● What to work on
a) Answer these questions from the court opinion on the habeas petition:
(i) On what date was the judgment of conviction entered against the petitioner?
(ii) Which rule governs motions for reconsideration in this district?
(iii) On what date was the petitioner's motion for reconsideration served?
b) Quote the court opinion on the habeas petition word for word, beginning at the words "1. Timeliness of" and stopping after "untimely pursuant to Local Rule 6.3.".
c) Write what comes next in the court opinion on the habeas petition, starting after its last sentence.

● Text shown

>> begin

United States District Court, E.D. New York
Mar 8, 2007
CV-05-2961 (SJF) (E.D.N.Y. Mar. 8, 2007)

Opinion

CV-05-2961 (SJF).

March 8, 2007


OPINION ORDER


On November 8, 1999, a judgment of conviction was entered against petitioner Moises Tejada (petitioner) in the Supreme Court of the State of New York, Suffolk County (Copertino, J.), upon a jury verdict finding him guilty of kidnapping in the first degree (N.Y. Penal Law § 135.25) and robbery in the first degree (N.Y. Penal Law § 160.15) and imposition of sentence to an indeterminate term of imprisonment of twenty years to life on the kidnapping conviction, and a concurrent and determinate term of imprisonment of twenty years on the robbery conviction. On June 20, 2005, petitioner filed a petition seeking a writ of habeas corpus pursuant to 28 U.S.C. § 2254. By order dated July 12, 2006, I denied petitioner's motion to stay his petition pending exhaustion of his claims in state court and directed petitioner to withdraw his unexhausted claims within forty-five (45) days from the date of that order or his petition would be dismissed with prejudice. Petitioner now moves for reconsideration of that order and for the appointment of counsel. For the reasons set forth herein, petitioner's motion is denied.

I. DISCUSSION

A. Reconsideration

Motions for reconsideration in this district are governed by Local Civil Rule 6.3 (Local Rule 6.3), which requires, inter alia, that a memorandum "setting forth concisely the matters or controlling decisions which counsel believes the court has overlooked" be served within ten (10) days after the entry of the court's order determining the original motion. The requirements of Local Rule 6.3 are strictly construed. See, U.S. v. Gross, No. 98 CR 0159, 2002 WL 32096592, at * 3 (E.D.N.Y. Dec. 5, 2002); PAB Aviation, Inc. v. U.S., No. 98 CV 5952, 2000 WL 1240196, at * 1 (E.D.N.Y. Aug. 24, 2000).

1. Timeliness of Motion

The order determining petitioner's motion for a stay was entered on July 20, 2006 and, therefore, any motion for reconsideration must have been served by July 30, 2006 pursuant to Local Rule 6.3. However, petitioner's motion is dated July 31, 2006 and was served on that date according to the affirmation of service. Accordingly, petitioner's motion is untimely pursuant to Local Rule 6.3.

2. Merits

In any event, petitioner's motion for reconsideration is denied on the merits. In determining a motion for reconsideration, the court should consider (1) whether there has been an intervening change of controlling law; (2) whether there is new evidence presented that was not previously available on the original motion; and (3) whether there is a need to correct a clear error or prevent manifest injustice. Gross, 2002 WL 32096592, at * 3. A party may not use a motion to reconsider as an opportunity to reargue the same points previously raised; to advance new arguments, which are deemed waived; or to introduce new evidence that should have been advanced on the previous motion or which could have been discovered in the exercise of due diligence.Gross, 2002 WL 32096592, at * 4; PAB Aviation, 2000 WL 1240196, at * 1. The purpose of a motion to reconsider is to allow the court to correct its own mistake, by calling to its attention a factual matter or a controlling precedent previously advanced by the parties, but overlooked by the court. PAB Aviation, 2000 WL 1240186, at * 1; Construction Industry Services Corp. v. Hanover Ins. Co., 206 F.R.D. 43, 54 (E.D.N.Y. 2002). It is within the sound discretion of the district court whether or not to grant a motion for reconsideration. Gross, 2002 WL 32096592, at * 4.

>> end

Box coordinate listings
>> begin

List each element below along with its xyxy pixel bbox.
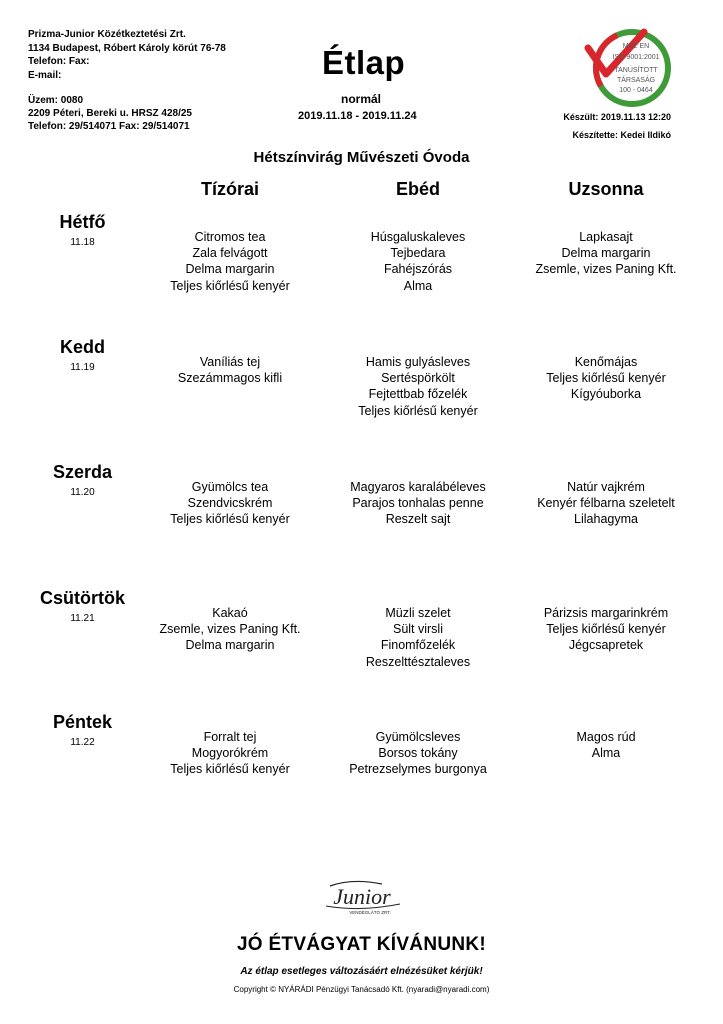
menu-item: Müzli szelet <box>385 606 451 620</box>
menu-type: normál <box>341 92 382 106</box>
menu-item: Fahéjszórás <box>383 262 453 277</box>
menu-item: Reszelt sajt <box>385 512 451 527</box>
page-title: Étlap <box>322 44 406 81</box>
meal-morning-snack <box>130 605 330 654</box>
day-row <box>0 712 723 837</box>
created-timestamp: Készült: 2019.11.13 12:20 <box>563 112 671 122</box>
meal-lunch <box>318 729 518 778</box>
menu-item: Teljes kiőrlésű kenyér <box>546 622 666 637</box>
day-name: Hétfő <box>59 212 106 232</box>
menu-item: Parajos tonhalas penne <box>352 496 484 511</box>
copyright: Copyright © NYÁRÁDI Pénzügyi Tanácsadó Kft. (nyaradi@nyaradi.com) <box>233 985 490 994</box>
menu-item: Natúr vajkrém <box>567 480 645 494</box>
menu-item: Delma margarin <box>185 262 275 277</box>
plant-phone-fax: Telefon: 29/514071 Fax: 29/514071 <box>28 121 190 132</box>
menu-item: Gyümölcsleves <box>375 730 461 744</box>
plant-address: 2209 Péteri, Bereki u. HRSZ 428/25 <box>28 108 192 119</box>
meal-lunch <box>318 229 518 294</box>
column-header-afternoon-snack: Uzsonna <box>568 179 644 199</box>
menu-item: Hamis gulyásleves <box>365 355 471 369</box>
menu-item: Párizsis margarinkrém <box>543 606 669 620</box>
day-date: 11.18 <box>70 237 95 248</box>
menu-item: Borsos tokány <box>378 746 458 761</box>
menu-item: Magyaros karalábéleves <box>350 480 486 494</box>
menu-item: Delma margarin <box>561 246 651 261</box>
logo-wordmark: Junior <box>333 884 391 909</box>
menu-item: Mogyorókrém <box>191 746 269 761</box>
slogan: JÓ ÉTVÁGYAT KÍVÁNUNK! <box>236 934 487 955</box>
junior-logo-icon <box>312 876 412 920</box>
meal-lunch <box>318 479 518 528</box>
menu-item: Húsgaluskaleves <box>370 230 466 244</box>
logo-subtext: VENDÉGLÁTÓ ZRT. <box>349 910 391 915</box>
plant-info <box>28 94 192 133</box>
menu-item: Teljes kiőrlésű kenyér <box>170 512 290 527</box>
menu-item: Alma <box>403 278 433 293</box>
cert-line: ISO 9001:2001 <box>612 54 660 61</box>
meal-morning-snack <box>130 479 330 528</box>
day-name: Péntek <box>52 712 113 732</box>
author: Készítette: Kedei Ildikó <box>572 130 671 140</box>
meal-afternoon-snack <box>506 354 706 403</box>
menu-period: 2019.11.18 - 2019.11.24 <box>298 110 417 122</box>
menu-item: Vaníliás tej <box>199 355 261 369</box>
company-phone-fax: Telefon: Fax: <box>28 56 90 67</box>
menu-item: Kenőmájas <box>574 355 638 369</box>
meal-afternoon-snack <box>506 729 706 761</box>
menu-item: Alma <box>591 746 621 761</box>
meal-afternoon-snack <box>506 229 706 278</box>
company-address: 1134 Budapest, Róbert Károly körút 76-78 <box>28 42 226 54</box>
meal-lunch <box>318 605 518 670</box>
column-header-lunch: Ebéd <box>395 179 440 199</box>
menu-item: Teljes kiőrlésű kenyér <box>170 278 290 293</box>
menu-item: Finomfőzelék <box>380 638 456 653</box>
menu-item: Kakaó <box>212 606 248 620</box>
certification-seal-icon <box>584 26 674 110</box>
menu-item: Jégcsapretek <box>568 638 644 653</box>
meal-afternoon-snack <box>506 605 706 654</box>
day-row <box>0 212 723 337</box>
menu-item: Zsemle, vizes Paning Kft. <box>159 622 301 637</box>
meal-lunch <box>318 354 518 419</box>
menu-item: Forralt tej <box>203 730 257 744</box>
menu-item: Zsemle, vizes Paning Kft. <box>535 262 677 277</box>
cert-line: TÁRSASÁG <box>616 77 656 84</box>
menu-item: Sült virsli <box>392 622 443 637</box>
menu-item: Tejbedara <box>390 246 446 261</box>
company-info <box>28 28 226 82</box>
plant-id: Üzem: 0080 <box>28 95 84 106</box>
meal-morning-snack <box>130 354 330 386</box>
company-email: E-mail: <box>28 69 62 81</box>
institution-name: Hétszínvirág Művészeti Óvoda <box>253 149 470 166</box>
meal-morning-snack <box>130 229 330 294</box>
day-row <box>0 462 723 587</box>
day-name: Kedd <box>60 337 105 357</box>
day-date: 11.19 <box>70 362 95 373</box>
menu-item: Magos rúd <box>576 730 636 744</box>
menu-item: Kígyóuborka <box>570 387 642 402</box>
menu-item: Lilahagyma <box>574 512 638 527</box>
change-notice: Az étlap esetleges változásáért elnézésüket kérjük! <box>240 966 483 977</box>
day-date: 11.22 <box>70 737 95 748</box>
column-header-morning-snack: Tízórai <box>200 179 259 199</box>
menu-item: Szendvicskrém <box>187 496 273 511</box>
menu-item: Teljes kiőrlésű kenyér <box>358 403 478 418</box>
menu-item: Kenyér félbarna szeletelt <box>537 496 675 511</box>
menu-item: Fejtettbab főzelék <box>368 387 468 402</box>
cert-line: MSZ EN <box>622 43 650 50</box>
menu-item: Sertéspörkölt <box>381 371 455 386</box>
menu-item: Gyümölcs tea <box>191 480 269 494</box>
cert-line: TANÚSÍTOTT <box>614 67 658 74</box>
menu-item: Petrezselymes burgonya <box>349 762 487 777</box>
menu-item: Lapkasajt <box>579 230 633 244</box>
day-date: 11.20 <box>70 487 95 498</box>
day-name: Csütörtök <box>40 588 125 608</box>
menu-item: Delma margarin <box>185 638 275 653</box>
day-date: 11.21 <box>70 613 95 624</box>
menu-item: Szezámmagos kifli <box>177 371 283 386</box>
company-name: Prizma-Junior Közétkeztetési Zrt. <box>28 29 186 40</box>
meal-afternoon-snack <box>506 479 706 528</box>
menu-item: Teljes kiőrlésű kenyér <box>546 371 666 386</box>
cert-line: 100 - 0464 <box>619 87 653 94</box>
day-name: Szerda <box>52 462 113 482</box>
meal-morning-snack <box>130 729 330 778</box>
day-row <box>0 337 723 462</box>
menu-item: Zala felvágott <box>192 246 268 261</box>
day-row <box>0 588 723 713</box>
menu-item: Teljes kiőrlésű kenyér <box>170 762 290 777</box>
menu-item: Citromos tea <box>194 230 266 244</box>
menu-item: Reszelttésztaleves <box>365 654 471 669</box>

>> end

● Responses to the exercise
a)
(i) November 8, 1999
(ii) Local Civil Rule 6.3
(iii) July 31, 2006

b)
1. Timeliness of Motion

The order determining petitioner's motion for a stay was entered on July 20, 2006 and, therefore, any motion for reconsideration must have been served by July 30, 2006 pursuant to Local Rule 6.3. However, petitioner's motion is dated July 31, 2006 and was served on that date according to the affirmation of service. Accordingly, petitioner's motion is untimely pursuant to Local Rule 6.3.

c)
Plaintiff does not contend that there has been an intervening change of controlling law and does not present any new evidence that was not available on the original motion. Rather, plaintiff merely reiterates his request to hold his petition in abeyance and advances the same grounds as on the prior motion. The exhibits plaintiff now provides in support of his position are all dated between 1998 and 2000 and, thus, were available and should have been submitted on the original motion. Accordingly, plaintiff's motion for reconsideration is denied.

However, given that plaintiff's motion was filed within the forty-five (45) day period I gave him to withdraw his unexhausted claims, plaintiff's time within which to file the affidavit or declaration under oath withdrawing his unexhausted claims in accordance with the prior Order is extended until thirty (30) days from the date of this order.

B. Application for Appointment of Counsel

"[T]here is no constitutional right to representation by counsel in habeas corpus proceedings." Green v. Abrams, 984 F.2d 41, 47 (2d Cir. 1993) (internal quotations and citation omitted). Rather, the appointment of counsel in habeas corpus proceedings is governed by 18 U.S.C. § 3006A(a)(2)(B) which provides, in pertinent part, that whenever the district court "determines that the interests of justice so require, representation may be provided for any financially eligible person who-* * * is seeking relief under section * * * 2254 * * * of title 28." Although Rules 6(a) and 8(c) of the Rules Governing Section 2254 Cases in the United States District Courts (the Habeas Corpus Rules) provide that an attorney must be appointed for a petitioner who otherwise qualifies to have counsel appointed under § 3006A "[i]f necessary for effective discovery," and "[i]f an evidentiary hearing is warranted," respectively, the appointment of counsel at any other stage of a habeas corpus proceeding is discretionary. See Cruz v. Smith, No. 05 Civ. 10703, 2007 WL 80865, at *1 (S.D.N.Y. Jan. 10, 2007); Curry v. People of State of New York, No. 04 CV 1263, 2005 WL 486845, at *5 (E.D.N.Y. Jan. 4, 2005).

A request for the appointment of counsel in a habeas corpus proceeding is analyzed in the same manner as any other application for the appointment of counsel in civil cases. See,Curry, 2005 WL 486845, at *5. When deciding whether to assign counsel to an indigent civil litigant under 28 U.S.C. § 1915(e)(1) the threshold inquiry is whether there is substance to the litigant's position. Carmona v. U.S. Bureau of Prisons, 243 F.3d 629, 632 (2d Cir. 2001); see also Hodge v. Police Officers, 802 F.2d 58, 61 (2d Cir. 1986) (holding that the district judge should first determine whether the indigent's position seems likely to be of substance). "[C]ounsel should not be appointed in a case where the merits of the indigent's claim are thin and his chances of prevailing are therefore poor." Carmona, 243 F.3d at 632.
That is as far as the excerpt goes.